* **Set problem**:
Copy each line with the word "document" in it.

* **Listing**:
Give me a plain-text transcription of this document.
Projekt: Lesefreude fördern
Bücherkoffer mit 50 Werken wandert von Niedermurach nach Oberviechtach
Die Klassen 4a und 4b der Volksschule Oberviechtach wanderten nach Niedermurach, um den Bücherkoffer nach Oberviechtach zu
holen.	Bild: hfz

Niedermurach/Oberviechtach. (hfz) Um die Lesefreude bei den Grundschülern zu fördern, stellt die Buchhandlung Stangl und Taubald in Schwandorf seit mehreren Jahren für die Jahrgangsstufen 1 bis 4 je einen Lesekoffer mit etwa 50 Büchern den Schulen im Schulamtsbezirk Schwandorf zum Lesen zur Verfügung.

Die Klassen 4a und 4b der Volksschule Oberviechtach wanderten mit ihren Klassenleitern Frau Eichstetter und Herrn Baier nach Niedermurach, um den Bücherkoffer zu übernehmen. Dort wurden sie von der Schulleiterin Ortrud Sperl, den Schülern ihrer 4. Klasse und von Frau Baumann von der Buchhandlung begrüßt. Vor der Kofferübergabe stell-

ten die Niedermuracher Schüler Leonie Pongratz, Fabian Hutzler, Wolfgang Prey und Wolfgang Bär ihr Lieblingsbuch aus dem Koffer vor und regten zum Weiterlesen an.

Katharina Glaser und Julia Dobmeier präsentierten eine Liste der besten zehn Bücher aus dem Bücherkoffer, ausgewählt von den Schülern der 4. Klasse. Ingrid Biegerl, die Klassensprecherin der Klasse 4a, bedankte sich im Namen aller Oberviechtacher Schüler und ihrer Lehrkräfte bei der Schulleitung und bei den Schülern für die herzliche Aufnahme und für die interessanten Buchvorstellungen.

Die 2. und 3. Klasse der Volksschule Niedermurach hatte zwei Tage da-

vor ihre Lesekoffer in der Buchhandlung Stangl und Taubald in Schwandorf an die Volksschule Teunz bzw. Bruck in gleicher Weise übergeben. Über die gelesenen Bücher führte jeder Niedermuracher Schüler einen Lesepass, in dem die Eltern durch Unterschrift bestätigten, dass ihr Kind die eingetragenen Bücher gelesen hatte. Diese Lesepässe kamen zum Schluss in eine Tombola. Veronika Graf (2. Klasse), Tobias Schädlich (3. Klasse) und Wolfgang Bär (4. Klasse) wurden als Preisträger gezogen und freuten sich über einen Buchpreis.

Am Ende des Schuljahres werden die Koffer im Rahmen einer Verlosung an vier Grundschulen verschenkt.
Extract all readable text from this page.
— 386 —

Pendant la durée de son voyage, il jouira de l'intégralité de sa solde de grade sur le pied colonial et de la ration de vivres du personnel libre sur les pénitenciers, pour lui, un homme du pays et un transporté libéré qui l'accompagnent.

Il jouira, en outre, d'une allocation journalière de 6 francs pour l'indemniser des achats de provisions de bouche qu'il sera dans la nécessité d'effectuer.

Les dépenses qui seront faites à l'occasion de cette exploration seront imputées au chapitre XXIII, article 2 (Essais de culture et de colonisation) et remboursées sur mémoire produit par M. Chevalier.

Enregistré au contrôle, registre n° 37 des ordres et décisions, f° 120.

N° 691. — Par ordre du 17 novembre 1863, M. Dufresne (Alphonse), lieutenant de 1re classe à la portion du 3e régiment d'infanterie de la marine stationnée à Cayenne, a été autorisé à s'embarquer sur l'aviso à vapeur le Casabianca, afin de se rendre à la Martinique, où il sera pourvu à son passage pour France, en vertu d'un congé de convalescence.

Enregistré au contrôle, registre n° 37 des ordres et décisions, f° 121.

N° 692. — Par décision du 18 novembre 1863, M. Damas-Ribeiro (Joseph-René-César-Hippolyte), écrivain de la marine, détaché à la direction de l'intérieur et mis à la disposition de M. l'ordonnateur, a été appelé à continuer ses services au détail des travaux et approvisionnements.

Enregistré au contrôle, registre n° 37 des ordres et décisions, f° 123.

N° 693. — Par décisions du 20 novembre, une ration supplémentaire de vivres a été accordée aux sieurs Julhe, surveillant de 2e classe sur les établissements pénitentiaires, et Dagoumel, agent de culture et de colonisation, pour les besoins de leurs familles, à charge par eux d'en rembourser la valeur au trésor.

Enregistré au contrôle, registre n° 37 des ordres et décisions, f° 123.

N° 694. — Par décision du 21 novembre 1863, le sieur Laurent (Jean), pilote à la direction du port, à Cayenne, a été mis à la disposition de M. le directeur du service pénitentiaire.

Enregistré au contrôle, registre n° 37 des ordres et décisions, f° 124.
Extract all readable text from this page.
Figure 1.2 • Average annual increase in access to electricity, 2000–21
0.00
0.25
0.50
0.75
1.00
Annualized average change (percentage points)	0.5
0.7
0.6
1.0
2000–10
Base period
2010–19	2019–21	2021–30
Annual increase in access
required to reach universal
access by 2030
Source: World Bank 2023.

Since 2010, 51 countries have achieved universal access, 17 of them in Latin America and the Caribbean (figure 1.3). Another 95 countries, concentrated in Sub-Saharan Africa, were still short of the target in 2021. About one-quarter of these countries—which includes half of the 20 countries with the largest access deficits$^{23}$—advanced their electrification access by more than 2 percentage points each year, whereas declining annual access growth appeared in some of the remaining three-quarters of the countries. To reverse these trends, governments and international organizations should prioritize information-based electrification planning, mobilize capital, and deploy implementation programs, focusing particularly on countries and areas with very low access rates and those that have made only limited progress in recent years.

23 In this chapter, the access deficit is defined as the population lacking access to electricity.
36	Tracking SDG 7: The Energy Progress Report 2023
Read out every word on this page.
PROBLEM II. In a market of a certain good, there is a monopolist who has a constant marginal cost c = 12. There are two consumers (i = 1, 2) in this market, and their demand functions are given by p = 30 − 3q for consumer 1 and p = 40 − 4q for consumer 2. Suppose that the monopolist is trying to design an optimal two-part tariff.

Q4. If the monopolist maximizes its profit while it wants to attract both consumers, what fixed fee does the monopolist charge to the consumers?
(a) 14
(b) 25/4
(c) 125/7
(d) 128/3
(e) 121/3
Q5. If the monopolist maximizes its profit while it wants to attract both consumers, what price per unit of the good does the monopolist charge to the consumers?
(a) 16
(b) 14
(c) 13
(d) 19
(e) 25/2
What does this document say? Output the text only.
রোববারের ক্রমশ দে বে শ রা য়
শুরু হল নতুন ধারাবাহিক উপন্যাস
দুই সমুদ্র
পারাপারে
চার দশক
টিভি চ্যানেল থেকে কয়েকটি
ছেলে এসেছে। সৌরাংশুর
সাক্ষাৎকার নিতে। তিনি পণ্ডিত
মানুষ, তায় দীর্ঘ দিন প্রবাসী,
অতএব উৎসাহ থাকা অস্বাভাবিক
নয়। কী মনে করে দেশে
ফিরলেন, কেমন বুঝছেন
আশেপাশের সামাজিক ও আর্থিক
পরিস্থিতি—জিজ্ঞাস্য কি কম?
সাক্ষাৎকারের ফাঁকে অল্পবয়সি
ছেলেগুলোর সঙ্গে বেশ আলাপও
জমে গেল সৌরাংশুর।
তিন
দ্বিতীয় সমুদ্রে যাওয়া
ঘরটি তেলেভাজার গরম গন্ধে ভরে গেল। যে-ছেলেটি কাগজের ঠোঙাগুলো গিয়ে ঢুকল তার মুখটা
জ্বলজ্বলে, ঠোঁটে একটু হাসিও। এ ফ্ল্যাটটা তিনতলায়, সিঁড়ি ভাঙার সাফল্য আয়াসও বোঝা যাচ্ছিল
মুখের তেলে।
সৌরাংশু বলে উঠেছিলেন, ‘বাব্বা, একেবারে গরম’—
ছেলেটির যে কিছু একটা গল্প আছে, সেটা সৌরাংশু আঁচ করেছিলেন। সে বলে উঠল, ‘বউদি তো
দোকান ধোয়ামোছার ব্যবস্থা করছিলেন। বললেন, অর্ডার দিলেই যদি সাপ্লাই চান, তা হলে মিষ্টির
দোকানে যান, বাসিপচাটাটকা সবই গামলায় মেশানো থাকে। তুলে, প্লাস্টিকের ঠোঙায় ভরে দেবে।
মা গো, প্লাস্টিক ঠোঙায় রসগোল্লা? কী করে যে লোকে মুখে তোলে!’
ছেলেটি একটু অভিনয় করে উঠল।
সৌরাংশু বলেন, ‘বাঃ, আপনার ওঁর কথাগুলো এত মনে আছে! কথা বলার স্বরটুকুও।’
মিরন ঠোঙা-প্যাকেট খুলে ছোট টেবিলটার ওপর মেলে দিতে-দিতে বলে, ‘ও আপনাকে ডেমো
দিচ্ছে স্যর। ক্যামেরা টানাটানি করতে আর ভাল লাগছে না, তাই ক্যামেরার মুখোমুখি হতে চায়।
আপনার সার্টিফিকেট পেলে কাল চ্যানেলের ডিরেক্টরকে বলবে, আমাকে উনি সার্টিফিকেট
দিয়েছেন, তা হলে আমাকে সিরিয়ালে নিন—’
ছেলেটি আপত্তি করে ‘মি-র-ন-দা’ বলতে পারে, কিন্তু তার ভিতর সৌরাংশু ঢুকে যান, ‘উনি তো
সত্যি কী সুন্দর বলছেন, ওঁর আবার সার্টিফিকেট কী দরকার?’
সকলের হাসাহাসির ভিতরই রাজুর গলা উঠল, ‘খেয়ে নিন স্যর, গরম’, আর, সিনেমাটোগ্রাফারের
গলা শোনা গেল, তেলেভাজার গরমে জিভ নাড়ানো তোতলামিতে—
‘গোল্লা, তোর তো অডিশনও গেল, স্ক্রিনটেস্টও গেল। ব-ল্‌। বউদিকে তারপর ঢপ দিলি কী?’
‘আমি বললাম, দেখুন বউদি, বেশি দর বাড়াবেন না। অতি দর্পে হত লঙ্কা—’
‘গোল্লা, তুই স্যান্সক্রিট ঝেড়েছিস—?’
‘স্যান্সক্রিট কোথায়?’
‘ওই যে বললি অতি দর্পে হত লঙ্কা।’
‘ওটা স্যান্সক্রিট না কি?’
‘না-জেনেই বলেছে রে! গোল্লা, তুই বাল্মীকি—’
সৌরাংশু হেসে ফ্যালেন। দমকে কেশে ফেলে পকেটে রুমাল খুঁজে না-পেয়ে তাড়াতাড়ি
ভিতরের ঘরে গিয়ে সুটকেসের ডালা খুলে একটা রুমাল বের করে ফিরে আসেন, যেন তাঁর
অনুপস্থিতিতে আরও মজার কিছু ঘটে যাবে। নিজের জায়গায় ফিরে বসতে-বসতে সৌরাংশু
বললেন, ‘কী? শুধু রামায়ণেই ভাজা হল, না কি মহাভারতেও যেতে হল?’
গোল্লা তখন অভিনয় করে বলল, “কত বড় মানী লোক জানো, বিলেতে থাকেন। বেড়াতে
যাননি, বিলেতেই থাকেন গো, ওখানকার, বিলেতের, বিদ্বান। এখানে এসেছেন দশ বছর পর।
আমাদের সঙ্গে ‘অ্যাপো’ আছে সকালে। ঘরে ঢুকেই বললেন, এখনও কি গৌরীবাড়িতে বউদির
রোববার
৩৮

* **Reply**:
Give me a plain-text transcription of this document.
What does this document say? Output the text only.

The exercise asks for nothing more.